- [THE REQUEST]
Repeat the listing exactly as given, omitting every image.

- [RECORD EXCERPTS]
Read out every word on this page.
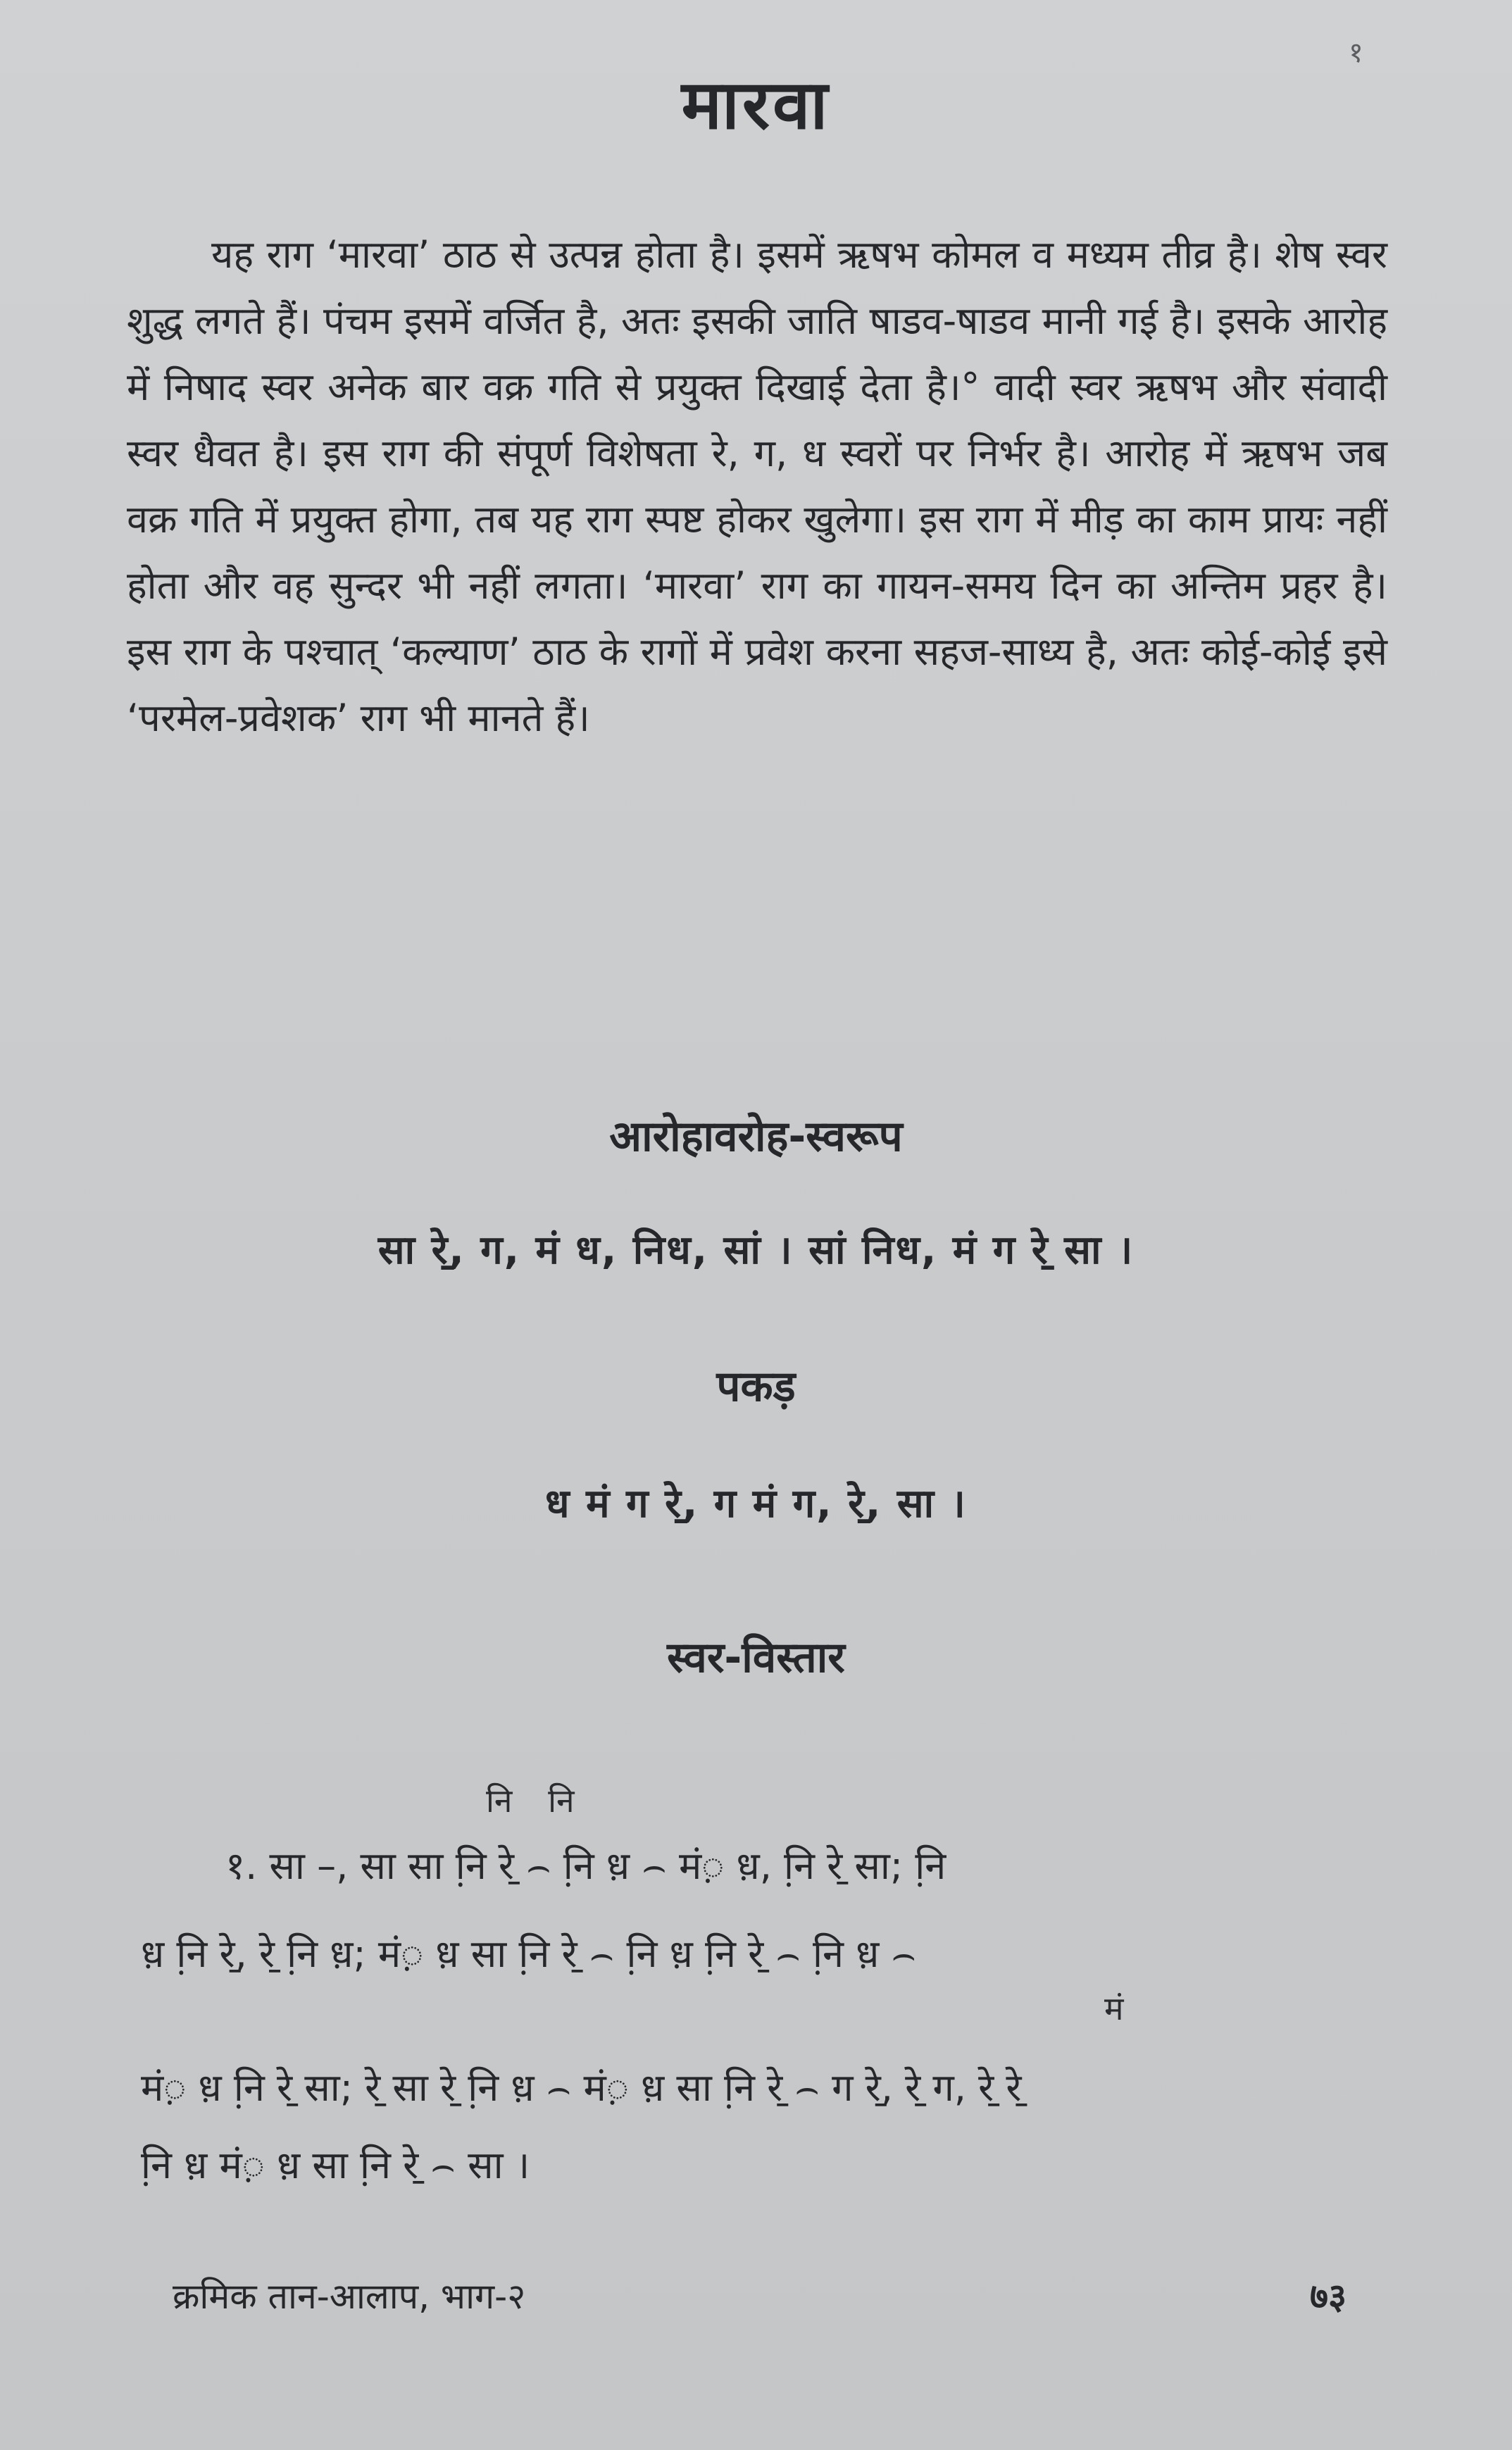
१
मारवा

यह राग ‘मारवा’ ठाठ से उत्पन्न होता है। इसमें ऋषभ कोमल व मध्यम तीव्र है। शेष स्वर शुद्ध लगते हैं। पंचम इसमें वर्जित है, अतः इसकी जाति षाडव-षाडव मानी गई है। इसके आरोह में निषाद स्वर अनेक बार वक्र गति से प्रयुक्त दिखाई देता है।° वादी स्वर ऋषभ और संवादी स्वर धैवत है। इस राग की संपूर्ण विशेषता रे, ग, ध स्वरों पर निर्भर है। आरोह में ऋषभ जब वक्र गति में प्रयुक्त होगा, तब यह राग स्पष्ट होकर खुलेगा। इस राग में मीड़ का काम प्रायः नहीं होता और वह सुन्दर भी नहीं लगता। ‘मारवा’ राग का गायन-समय दिन का अन्तिम प्रहर है। इस राग के पश्चात् ‘कल्याण’ ठाठ के रागों में प्रवेश करना सहज-साध्य है, अतः कोई-कोई इसे ‘परमेल-प्रवेशक’ राग भी मानते हैं।

आरोहावरोह-स्वरूप
सा रे̱, ग, मं ध, निध, सां । सां निध, मं ग रे̱ सा ।
पकड़
ध मं ग रे̱, ग मं ग, रे̱, सा ।
स्वर-विस्तार
नि नि
१. सा –, सा सा नि़ रे̱ ⌢ नि़ ध़ ⌢ मं़ ध़, नि़ रे̱ सा; नि़
ध़ नि़ रे̱, रे̱ नि़ ध़; मं़ ध़ सा नि़ रे̱ ⌢ नि़ ध़ नि़ रे̱ ⌢ नि़ ध़ ⌢
मं
मं़ ध़ नि़ रे̱ सा; रे̱ सा रे̱ नि़ ध़ ⌢ मं़ ध़ सा नि़ रे̱ ⌢ ग रे̱, रे̱ ग, रे̱ रे̱
नि़ ध़ मं़ ध़ सा नि़ रे̱ ⌢ सा ।
क्रमिक तान-आलाप, भाग-२	७३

- [ANSWER BELOW]
Read out every word on this page.
१
मारवा

यह राग ‘मारवा’ ठाठ से उत्पन्न होता है। इसमें ऋषभ कोमल व मध्यम तीव्र है। शेष स्वर शुद्ध लगते हैं। पंचम इसमें वर्जित है, अतः इसकी जाति षाडव-षाडव मानी गई है। इसके आरोह में निषाद स्वर अनेक बार वक्र गति से प्रयुक्त दिखाई देता है।° वादी स्वर ऋषभ और संवादी स्वर धैवत है। इस राग की संपूर्ण विशेषता रे, ग, ध स्वरों पर निर्भर है। आरोह में ऋषभ जब वक्र गति में प्रयुक्त होगा, तब यह राग स्पष्ट होकर खुलेगा। इस राग में मीड़ का काम प्रायः नहीं होता और वह सुन्दर भी नहीं लगता। ‘मारवा’ राग का गायन-समय दिन का अन्तिम प्रहर है। इस राग के पश्चात् ‘कल्याण’ ठाठ के रागों में प्रवेश करना सहज-साध्य है, अतः कोई-कोई इसे ‘परमेल-प्रवेशक’ राग भी मानते हैं।

आरोहावरोह-स्वरूप
सा रे̱, ग, मं ध, निध, सां । सां निध, मं ग रे̱ सा ।
पकड़
ध मं ग रे̱, ग मं ग, रे̱, सा ।
स्वर-विस्तार
नि नि
१. सा –, सा सा नि़ रे̱ ⌢ नि़ ध़ ⌢ मं़ ध़, नि़ रे̱ सा; नि़
ध़ नि़ रे̱, रे̱ नि़ ध़; मं़ ध़ सा नि़ रे̱ ⌢ नि़ ध़ नि़ रे̱ ⌢ नि़ ध़ ⌢
मं
मं़ ध़ नि़ रे̱ सा; रे̱ सा रे̱ नि़ ध़ ⌢ मं़ ध़ सा नि़ रे̱ ⌢ ग रे̱, रे̱ ग, रे̱ रे̱
नि़ ध़ मं़ ध़ सा नि़ रे̱ ⌢ सा ।
क्रमिक तान-आलाप, भाग-२	७३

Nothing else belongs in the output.